Problem to solve » Reproduce all entries precisely, down to the last character.

Task inputs »

[START]

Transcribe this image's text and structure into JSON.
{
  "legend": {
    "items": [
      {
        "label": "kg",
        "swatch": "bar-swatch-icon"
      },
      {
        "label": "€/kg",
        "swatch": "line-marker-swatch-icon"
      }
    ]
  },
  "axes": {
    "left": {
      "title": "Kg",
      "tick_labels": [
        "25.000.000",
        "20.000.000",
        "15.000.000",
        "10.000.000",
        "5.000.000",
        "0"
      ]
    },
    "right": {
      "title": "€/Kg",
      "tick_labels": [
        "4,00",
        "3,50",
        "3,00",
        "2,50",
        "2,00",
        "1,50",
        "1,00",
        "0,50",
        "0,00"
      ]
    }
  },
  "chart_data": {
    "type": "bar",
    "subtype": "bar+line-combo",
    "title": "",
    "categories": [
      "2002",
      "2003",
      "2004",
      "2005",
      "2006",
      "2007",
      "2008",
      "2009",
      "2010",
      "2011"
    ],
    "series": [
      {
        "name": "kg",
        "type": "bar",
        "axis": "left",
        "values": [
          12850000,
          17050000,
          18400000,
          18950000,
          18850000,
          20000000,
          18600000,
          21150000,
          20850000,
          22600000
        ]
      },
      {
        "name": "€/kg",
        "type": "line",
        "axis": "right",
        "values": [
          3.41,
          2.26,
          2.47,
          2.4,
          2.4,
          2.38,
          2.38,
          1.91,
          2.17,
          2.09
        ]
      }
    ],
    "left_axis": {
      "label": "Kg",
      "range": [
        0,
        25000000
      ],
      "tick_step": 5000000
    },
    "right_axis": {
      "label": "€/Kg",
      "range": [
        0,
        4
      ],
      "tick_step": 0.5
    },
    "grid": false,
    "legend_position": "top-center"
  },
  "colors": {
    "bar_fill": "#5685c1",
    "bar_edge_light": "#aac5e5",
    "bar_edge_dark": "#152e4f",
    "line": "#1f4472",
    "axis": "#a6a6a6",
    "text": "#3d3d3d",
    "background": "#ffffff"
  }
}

[END]

Solution to the problem »
Transcribe this image's text and structure into JSON.
{
  "legend": {
    "items": [
      {
        "label": "kg",
        "swatch": "bar-swatch-icon"
      },
      {
        "label": "€/kg",
        "swatch": "line-marker-swatch-icon"
      }
    ]
  },
  "axes": {
    "left": {
      "title": "Kg",
      "tick_labels": [
        "25.000.000",
        "20.000.000",
        "15.000.000",
        "10.000.000",
        "5.000.000",
        "0"
      ]
    },
    "right": {
      "title": "€/Kg",
      "tick_labels": [
        "4,00",
        "3,50",
        "3,00",
        "2,50",
        "2,00",
        "1,50",
        "1,00",
        "0,50",
        "0,00"
      ]
    }
  },
  "chart_data": {
    "type": "bar",
    "subtype": "bar+line-combo",
    "title": "",
    "categories": [
      "2002",
      "2003",
      "2004",
      "2005",
      "2006",
      "2007",
      "2008",
      "2009",
      "2010",
      "2011"
    ],
    "series": [
      {
        "name": "kg",
        "type": "bar",
        "axis": "left",
        "values": [
          12850000,
          17050000,
          18400000,
          18950000,
          18850000,
          20000000,
          18600000,
          21150000,
          20850000,
          22600000
        ]
      },
      {
        "name": "€/kg",
        "type": "line",
        "axis": "right",
        "values": [
          3.41,
          2.26,
          2.47,
          2.4,
          2.4,
          2.38,
          2.38,
          1.91,
          2.17,
          2.09
        ]
      }
    ],
    "left_axis": {
      "label": "Kg",
      "range": [
        0,
        25000000
      ],
      "tick_step": 5000000
    },
    "right_axis": {
      "label": "€/Kg",
      "range": [
        0,
        4
      ],
      "tick_step": 0.5
    },
    "grid": false,
    "legend_position": "top-center"
  },
  "colors": {
    "bar_fill": "#5685c1",
    "bar_edge_light": "#aac5e5",
    "bar_edge_dark": "#152e4f",
    "line": "#1f4472",
    "axis": "#a6a6a6",
    "text": "#3d3d3d",
    "background": "#ffffff"
  }
}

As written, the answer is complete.